--- START Data for this exercise ---

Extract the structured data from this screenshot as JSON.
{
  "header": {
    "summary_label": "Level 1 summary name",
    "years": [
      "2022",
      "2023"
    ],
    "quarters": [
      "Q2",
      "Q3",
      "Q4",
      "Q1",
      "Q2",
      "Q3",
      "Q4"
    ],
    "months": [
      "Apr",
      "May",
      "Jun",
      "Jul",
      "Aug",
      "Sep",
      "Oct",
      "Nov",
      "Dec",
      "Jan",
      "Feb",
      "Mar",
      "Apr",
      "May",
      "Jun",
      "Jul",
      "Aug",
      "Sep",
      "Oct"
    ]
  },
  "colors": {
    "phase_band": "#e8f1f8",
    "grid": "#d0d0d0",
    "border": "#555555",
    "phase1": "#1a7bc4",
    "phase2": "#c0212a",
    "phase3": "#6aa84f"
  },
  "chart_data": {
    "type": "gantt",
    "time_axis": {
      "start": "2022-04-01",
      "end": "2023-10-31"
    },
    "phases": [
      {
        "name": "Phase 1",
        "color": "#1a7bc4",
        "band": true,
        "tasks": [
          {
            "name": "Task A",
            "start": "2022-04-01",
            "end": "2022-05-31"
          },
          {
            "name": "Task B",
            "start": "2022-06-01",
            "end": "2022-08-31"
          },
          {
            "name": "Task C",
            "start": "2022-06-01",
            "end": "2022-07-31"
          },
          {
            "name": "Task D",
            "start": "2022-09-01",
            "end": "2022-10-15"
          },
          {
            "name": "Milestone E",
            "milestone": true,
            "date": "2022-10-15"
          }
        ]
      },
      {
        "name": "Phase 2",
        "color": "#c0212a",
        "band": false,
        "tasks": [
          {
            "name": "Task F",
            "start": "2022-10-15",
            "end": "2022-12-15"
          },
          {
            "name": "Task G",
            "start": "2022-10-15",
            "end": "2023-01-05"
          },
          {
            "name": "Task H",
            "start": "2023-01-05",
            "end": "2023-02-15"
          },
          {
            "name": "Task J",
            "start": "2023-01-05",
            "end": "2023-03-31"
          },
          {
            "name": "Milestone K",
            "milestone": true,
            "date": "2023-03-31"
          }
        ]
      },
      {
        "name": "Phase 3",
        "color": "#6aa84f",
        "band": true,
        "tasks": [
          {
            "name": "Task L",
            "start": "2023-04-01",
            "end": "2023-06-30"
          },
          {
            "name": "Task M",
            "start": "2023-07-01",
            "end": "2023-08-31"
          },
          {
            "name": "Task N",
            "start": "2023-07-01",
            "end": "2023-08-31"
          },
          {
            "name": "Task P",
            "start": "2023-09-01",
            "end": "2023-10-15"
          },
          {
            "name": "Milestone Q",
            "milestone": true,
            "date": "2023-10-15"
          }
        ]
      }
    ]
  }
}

--- END Data for this exercise ---

Exercise task »
All of the entries must be written out exactly as they stand.

Solution for this exercise »
Extract the structured data from this screenshot as JSON.
{
  "header": {
    "summary_label": "Level 1 summary name",
    "years": [
      "2022",
      "2023"
    ],
    "quarters": [
      "Q2",
      "Q3",
      "Q4",
      "Q1",
      "Q2",
      "Q3",
      "Q4"
    ],
    "months": [
      "Apr",
      "May",
      "Jun",
      "Jul",
      "Aug",
      "Sep",
      "Oct",
      "Nov",
      "Dec",
      "Jan",
      "Feb",
      "Mar",
      "Apr",
      "May",
      "Jun",
      "Jul",
      "Aug",
      "Sep",
      "Oct"
    ]
  },
  "colors": {
    "phase_band": "#e8f1f8",
    "grid": "#d0d0d0",
    "border": "#555555",
    "phase1": "#1a7bc4",
    "phase2": "#c0212a",
    "phase3": "#6aa84f"
  },
  "chart_data": {
    "type": "gantt",
    "time_axis": {
      "start": "2022-04-01",
      "end": "2023-10-31"
    },
    "phases": [
      {
        "name": "Phase 1",
        "color": "#1a7bc4",
        "band": true,
        "tasks": [
          {
            "name": "Task A",
            "start": "2022-04-01",
            "end": "2022-05-31"
          },
          {
            "name": "Task B",
            "start": "2022-06-01",
            "end": "2022-08-31"
          },
          {
            "name": "Task C",
            "start": "2022-06-01",
            "end": "2022-07-31"
          },
          {
            "name": "Task D",
            "start": "2022-09-01",
            "end": "2022-10-15"
          },
          {
            "name": "Milestone E",
            "milestone": true,
            "date": "2022-10-15"
          }
        ]
      },
      {
        "name": "Phase 2",
        "color": "#c0212a",
        "band": false,
        "tasks": [
          {
            "name": "Task F",
            "start": "2022-10-15",
            "end": "2022-12-15"
          },
          {
            "name": "Task G",
            "start": "2022-10-15",
            "end": "2023-01-05"
          },
          {
            "name": "Task H",
            "start": "2023-01-05",
            "end": "2023-02-15"
          },
          {
            "name": "Task J",
            "start": "2023-01-05",
            "end": "2023-03-31"
          },
          {
            "name": "Milestone K",
            "milestone": true,
            "date": "2023-03-31"
          }
        ]
      },
      {
        "name": "Phase 3",
        "color": "#6aa84f",
        "band": true,
        "tasks": [
          {
            "name": "Task L",
            "start": "2023-04-01",
            "end": "2023-06-30"
          },
          {
            "name": "Task M",
            "start": "2023-07-01",
            "end": "2023-08-31"
          },
          {
            "name": "Task N",
            "start": "2023-07-01",
            "end": "2023-08-31"
          },
          {
            "name": "Task P",
            "start": "2023-09-01",
            "end": "2023-10-15"
          },
          {
            "name": "Milestone Q",
            "milestone": true,
            "date": "2023-10-15"
          }
        ]
      }
    ]
  }
}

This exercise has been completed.